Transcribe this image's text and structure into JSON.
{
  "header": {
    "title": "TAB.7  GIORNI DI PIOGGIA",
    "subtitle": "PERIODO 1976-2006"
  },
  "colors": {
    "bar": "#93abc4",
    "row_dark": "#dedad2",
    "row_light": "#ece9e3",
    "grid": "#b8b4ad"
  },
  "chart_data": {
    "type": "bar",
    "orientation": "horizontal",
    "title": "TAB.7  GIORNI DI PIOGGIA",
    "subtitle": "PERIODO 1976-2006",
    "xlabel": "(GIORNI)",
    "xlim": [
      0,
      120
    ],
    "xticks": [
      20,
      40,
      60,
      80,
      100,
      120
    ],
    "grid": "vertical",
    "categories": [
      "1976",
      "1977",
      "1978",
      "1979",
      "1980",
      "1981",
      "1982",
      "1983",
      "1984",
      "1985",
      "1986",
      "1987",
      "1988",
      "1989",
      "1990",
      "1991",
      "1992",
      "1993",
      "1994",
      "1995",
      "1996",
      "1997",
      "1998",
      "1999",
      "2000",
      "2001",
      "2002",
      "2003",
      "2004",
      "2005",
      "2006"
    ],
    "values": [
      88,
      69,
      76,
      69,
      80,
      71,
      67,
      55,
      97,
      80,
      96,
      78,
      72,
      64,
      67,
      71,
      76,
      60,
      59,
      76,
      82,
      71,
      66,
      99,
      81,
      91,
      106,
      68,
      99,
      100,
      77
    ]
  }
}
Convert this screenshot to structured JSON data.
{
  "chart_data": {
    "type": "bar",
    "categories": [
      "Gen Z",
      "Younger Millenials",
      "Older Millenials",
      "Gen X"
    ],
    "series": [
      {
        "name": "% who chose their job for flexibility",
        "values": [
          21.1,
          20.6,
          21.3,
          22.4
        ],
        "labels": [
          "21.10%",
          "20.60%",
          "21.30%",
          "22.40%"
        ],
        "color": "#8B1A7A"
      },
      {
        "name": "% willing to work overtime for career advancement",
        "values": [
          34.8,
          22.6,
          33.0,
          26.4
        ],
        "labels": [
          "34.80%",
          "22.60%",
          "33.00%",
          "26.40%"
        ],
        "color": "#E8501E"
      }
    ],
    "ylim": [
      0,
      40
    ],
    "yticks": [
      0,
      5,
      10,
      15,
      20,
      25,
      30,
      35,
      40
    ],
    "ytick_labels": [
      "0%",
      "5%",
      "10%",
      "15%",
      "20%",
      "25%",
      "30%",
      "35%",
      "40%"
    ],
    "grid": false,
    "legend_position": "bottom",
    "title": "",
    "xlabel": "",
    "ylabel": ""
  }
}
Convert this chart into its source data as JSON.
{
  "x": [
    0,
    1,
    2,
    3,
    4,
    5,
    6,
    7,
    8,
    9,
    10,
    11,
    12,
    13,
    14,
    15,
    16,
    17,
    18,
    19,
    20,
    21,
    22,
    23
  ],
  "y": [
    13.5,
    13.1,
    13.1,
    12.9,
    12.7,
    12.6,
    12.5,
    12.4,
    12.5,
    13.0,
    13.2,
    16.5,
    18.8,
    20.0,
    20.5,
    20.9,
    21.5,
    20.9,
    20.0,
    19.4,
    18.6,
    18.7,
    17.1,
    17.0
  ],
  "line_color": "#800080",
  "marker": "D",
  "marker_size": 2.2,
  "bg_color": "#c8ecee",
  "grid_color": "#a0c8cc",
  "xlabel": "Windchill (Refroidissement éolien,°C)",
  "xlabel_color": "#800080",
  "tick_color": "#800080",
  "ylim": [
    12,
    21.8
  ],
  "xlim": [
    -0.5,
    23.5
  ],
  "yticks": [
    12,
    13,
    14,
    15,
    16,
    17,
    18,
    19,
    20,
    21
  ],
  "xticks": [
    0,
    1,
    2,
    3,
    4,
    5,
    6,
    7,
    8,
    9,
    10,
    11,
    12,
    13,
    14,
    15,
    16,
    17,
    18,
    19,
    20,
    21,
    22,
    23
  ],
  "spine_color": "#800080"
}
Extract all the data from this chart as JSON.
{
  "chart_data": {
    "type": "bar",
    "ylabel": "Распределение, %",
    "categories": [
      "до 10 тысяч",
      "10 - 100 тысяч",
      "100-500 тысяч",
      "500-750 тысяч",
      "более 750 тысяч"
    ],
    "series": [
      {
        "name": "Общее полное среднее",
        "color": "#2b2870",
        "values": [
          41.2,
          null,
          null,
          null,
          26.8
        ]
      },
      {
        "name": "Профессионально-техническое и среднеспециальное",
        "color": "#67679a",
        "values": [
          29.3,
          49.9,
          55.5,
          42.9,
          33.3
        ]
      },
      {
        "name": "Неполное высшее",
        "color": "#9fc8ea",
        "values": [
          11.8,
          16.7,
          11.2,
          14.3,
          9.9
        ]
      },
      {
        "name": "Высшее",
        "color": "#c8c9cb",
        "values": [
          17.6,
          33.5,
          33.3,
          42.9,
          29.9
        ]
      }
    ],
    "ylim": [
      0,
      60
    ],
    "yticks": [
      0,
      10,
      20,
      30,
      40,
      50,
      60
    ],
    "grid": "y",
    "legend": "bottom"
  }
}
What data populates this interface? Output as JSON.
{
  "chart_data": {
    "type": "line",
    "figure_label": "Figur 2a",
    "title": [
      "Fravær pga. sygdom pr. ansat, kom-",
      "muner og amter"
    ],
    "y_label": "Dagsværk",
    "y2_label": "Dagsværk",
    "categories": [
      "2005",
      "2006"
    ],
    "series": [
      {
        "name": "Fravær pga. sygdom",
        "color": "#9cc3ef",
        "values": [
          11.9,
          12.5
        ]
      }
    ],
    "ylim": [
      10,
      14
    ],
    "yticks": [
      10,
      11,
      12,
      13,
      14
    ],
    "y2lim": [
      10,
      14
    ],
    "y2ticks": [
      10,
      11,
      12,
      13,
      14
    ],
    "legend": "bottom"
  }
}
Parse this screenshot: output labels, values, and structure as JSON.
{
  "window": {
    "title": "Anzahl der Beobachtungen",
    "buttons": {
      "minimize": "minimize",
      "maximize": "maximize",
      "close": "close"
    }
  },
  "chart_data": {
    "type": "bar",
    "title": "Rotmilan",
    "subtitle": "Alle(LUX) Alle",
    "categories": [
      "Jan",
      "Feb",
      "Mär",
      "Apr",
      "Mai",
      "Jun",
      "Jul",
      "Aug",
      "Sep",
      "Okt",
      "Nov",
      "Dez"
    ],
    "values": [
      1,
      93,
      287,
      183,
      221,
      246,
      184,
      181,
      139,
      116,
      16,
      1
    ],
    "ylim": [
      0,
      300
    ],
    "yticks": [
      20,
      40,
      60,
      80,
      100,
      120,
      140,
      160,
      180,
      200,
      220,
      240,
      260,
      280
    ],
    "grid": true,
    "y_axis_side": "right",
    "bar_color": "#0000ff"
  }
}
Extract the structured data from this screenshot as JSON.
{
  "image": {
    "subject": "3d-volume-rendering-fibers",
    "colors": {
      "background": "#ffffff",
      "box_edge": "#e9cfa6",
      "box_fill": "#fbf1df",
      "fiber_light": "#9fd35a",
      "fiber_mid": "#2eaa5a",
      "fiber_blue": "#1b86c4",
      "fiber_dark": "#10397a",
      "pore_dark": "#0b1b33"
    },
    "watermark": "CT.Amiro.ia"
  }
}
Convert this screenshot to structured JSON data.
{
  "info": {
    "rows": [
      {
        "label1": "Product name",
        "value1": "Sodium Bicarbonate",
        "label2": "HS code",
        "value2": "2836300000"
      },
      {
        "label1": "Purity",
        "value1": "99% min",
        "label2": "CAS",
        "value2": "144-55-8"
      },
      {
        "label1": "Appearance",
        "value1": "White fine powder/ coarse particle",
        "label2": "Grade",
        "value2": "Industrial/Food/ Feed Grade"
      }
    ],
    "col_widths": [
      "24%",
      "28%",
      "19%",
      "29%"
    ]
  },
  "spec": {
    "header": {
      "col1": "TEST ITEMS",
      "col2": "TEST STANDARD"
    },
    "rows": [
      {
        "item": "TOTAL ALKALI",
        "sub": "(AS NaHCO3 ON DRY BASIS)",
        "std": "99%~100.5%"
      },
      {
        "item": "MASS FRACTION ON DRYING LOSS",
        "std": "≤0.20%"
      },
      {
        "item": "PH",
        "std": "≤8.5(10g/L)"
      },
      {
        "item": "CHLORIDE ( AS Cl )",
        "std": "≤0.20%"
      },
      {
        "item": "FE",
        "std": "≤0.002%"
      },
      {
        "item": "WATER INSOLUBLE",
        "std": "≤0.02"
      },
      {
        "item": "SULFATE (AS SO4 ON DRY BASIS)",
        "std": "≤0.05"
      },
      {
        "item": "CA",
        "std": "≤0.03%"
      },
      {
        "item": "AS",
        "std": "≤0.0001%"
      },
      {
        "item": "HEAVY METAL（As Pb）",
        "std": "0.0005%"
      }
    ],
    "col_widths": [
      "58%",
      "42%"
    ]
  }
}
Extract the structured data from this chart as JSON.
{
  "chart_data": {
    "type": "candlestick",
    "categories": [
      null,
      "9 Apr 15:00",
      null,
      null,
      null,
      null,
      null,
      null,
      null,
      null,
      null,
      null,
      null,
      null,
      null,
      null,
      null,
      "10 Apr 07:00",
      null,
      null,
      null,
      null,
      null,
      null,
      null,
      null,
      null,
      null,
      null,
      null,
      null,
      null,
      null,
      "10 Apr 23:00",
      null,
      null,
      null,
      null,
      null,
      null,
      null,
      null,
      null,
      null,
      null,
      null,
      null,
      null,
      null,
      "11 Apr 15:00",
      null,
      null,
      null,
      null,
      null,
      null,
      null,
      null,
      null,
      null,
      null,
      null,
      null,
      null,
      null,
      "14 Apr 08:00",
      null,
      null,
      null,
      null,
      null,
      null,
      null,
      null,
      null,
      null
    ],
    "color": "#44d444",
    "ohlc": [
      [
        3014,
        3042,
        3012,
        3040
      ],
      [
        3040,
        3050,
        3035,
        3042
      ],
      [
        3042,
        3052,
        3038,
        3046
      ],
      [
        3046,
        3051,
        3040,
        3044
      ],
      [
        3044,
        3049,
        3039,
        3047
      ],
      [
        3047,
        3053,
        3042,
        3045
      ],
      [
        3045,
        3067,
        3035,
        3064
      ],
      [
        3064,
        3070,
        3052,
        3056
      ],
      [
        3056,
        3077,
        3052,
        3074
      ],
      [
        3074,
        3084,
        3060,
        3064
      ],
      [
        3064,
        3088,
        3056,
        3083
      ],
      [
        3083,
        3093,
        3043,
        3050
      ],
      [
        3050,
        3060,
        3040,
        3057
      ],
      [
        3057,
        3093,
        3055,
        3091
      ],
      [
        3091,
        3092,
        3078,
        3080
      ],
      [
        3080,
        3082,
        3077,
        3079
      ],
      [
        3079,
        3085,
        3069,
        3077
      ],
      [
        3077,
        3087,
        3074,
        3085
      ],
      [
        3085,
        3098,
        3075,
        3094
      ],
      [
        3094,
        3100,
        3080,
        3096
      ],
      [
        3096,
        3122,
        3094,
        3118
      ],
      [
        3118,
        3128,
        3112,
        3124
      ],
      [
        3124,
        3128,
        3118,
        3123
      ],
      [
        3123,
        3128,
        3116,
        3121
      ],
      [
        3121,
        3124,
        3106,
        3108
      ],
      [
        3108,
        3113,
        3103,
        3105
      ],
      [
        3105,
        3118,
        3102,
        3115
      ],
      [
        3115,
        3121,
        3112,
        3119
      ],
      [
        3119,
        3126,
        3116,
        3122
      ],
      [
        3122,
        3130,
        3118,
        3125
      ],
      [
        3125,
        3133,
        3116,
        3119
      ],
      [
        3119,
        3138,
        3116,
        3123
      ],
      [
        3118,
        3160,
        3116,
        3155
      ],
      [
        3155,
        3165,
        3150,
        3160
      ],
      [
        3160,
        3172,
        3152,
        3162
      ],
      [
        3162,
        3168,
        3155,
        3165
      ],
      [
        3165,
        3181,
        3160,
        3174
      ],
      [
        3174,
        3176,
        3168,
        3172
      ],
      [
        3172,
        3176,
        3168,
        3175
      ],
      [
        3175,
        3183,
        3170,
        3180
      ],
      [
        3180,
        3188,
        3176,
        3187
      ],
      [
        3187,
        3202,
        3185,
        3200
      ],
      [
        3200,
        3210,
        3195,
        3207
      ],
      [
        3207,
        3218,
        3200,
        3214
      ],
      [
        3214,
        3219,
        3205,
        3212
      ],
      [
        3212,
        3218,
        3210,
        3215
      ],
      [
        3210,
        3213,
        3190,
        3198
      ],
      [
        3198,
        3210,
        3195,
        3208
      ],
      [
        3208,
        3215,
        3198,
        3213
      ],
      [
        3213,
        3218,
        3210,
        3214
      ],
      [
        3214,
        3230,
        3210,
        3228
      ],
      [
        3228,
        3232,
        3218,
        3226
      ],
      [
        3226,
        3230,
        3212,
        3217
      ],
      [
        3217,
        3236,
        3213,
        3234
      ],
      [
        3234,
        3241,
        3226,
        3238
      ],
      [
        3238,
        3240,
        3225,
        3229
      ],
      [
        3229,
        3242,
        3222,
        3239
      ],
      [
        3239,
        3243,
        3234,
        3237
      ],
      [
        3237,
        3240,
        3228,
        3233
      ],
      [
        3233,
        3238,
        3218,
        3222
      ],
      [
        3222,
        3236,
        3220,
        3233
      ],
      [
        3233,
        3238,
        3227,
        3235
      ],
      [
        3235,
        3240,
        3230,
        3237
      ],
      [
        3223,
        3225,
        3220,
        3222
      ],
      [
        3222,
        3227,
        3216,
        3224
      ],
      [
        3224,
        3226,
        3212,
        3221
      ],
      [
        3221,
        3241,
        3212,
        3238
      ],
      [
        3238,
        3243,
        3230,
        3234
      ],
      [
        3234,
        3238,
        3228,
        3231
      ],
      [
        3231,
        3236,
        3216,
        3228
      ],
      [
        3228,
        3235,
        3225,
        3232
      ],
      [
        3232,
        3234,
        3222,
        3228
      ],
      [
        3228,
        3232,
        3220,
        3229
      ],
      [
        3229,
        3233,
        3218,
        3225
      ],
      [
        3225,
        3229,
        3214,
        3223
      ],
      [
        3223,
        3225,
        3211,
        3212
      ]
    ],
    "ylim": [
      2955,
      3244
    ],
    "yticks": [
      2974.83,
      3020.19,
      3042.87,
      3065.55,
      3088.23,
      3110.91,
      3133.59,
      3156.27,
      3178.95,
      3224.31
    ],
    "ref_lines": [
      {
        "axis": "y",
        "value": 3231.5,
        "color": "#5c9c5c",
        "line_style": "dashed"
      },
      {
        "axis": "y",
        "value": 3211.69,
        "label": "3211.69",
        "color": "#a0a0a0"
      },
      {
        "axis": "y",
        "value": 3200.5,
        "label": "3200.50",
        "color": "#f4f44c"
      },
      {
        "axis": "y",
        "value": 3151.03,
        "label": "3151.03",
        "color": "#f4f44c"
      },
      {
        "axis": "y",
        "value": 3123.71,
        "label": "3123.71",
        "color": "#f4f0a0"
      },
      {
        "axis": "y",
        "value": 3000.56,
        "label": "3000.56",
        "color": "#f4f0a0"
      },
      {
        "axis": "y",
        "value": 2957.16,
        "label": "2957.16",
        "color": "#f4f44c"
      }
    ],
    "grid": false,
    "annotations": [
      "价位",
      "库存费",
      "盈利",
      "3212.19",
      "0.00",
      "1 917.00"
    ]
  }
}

________

TASK DIRECTIONS
Sift the material for lines with the string "this". Copy each one found.

FINAL RESULT
Transcribe this image's text and structure into JSON.
Convert this screenshot to structured JSON data.
Convert this chart into its source data as JSON.
Extract all the data from this chart as JSON.
What data populates this interface? Output as JSON.
Parse this screenshot: output labels, values, and structure as JSON.
Extract the structured data from this screenshot as JSON.
Convert this screenshot to structured JSON data.
Extract the structured data from this chart as JSON.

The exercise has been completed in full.